[DIRECTIVE]
Print, exactly and completely, every entry in the data.

[Stored entries]
· · · ·
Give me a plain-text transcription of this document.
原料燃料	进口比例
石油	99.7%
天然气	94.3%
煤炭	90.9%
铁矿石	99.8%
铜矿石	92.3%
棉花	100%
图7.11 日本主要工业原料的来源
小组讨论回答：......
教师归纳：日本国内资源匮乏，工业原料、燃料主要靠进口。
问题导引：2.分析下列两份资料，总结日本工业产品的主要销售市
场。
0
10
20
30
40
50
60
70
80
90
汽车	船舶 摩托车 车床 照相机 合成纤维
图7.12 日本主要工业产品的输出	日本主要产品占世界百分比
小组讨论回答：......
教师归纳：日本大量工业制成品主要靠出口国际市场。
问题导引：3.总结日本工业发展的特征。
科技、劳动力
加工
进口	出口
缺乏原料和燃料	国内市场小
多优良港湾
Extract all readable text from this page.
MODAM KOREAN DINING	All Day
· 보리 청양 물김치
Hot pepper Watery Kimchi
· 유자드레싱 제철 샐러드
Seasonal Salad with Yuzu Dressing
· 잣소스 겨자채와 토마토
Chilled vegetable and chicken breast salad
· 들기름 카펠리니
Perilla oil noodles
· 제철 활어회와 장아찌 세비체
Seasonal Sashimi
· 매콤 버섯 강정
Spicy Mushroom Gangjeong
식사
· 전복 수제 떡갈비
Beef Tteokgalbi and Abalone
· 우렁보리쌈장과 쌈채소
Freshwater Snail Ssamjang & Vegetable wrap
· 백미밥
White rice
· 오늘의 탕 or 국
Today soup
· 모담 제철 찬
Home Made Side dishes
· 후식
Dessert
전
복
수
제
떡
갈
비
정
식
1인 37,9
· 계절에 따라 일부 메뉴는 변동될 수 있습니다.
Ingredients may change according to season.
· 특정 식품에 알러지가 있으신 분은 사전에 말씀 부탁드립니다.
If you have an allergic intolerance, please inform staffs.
· · · ·
[RESPONSE TO THE TASK]
Give me a plain-text transcription of this document.
原料燃料	进口比例
石油	99.7%
天然气	94.3%
煤炭	90.9%
铁矿石	99.8%
铜矿石	92.3%
棉花	100%
图7.11 日本主要工业原料的来源
小组讨论回答：......
教师归纳：日本国内资源匮乏，工业原料、燃料主要靠进口。
问题导引：2.分析下列两份资料，总结日本工业产品的主要销售市
场。
0
10
20
30
40
50
60
70
80
90
汽车	船舶 摩托车 车床 照相机 合成纤维
图7.12 日本主要工业产品的输出	日本主要产品占世界百分比
小组讨论回答：......
教师归纳：日本大量工业制成品主要靠出口国际市场。
问题导引：3.总结日本工业发展的特征。
科技、劳动力
加工
进口	出口
缺乏原料和燃料	国内市场小
多优良港湾
Extract all readable text from this page.
MODAM KOREAN DINING	All Day
· 보리 청양 물김치
Hot pepper Watery Kimchi
· 유자드레싱 제철 샐러드
Seasonal Salad with Yuzu Dressing
· 잣소스 겨자채와 토마토
Chilled vegetable and chicken breast salad
· 들기름 카펠리니
Perilla oil noodles
· 제철 활어회와 장아찌 세비체
Seasonal Sashimi
· 매콤 버섯 강정
Spicy Mushroom Gangjeong
식사
· 전복 수제 떡갈비
Beef Tteokgalbi and Abalone
· 우렁보리쌈장과 쌈채소
Freshwater Snail Ssamjang & Vegetable wrap
· 백미밥
White rice
· 오늘의 탕 or 국
Today soup
· 모담 제철 찬
Home Made Side dishes
· 후식
Dessert
전
복
수
제
떡
갈
비
정
식
1인 37,9
· 계절에 따라 일부 메뉴는 변동될 수 있습니다.
Ingredients may change according to season.
· 특정 식품에 알러지가 있으신 분은 사전에 말씀 부탁드립니다.
If you have an allergic intolerance, please inform staffs.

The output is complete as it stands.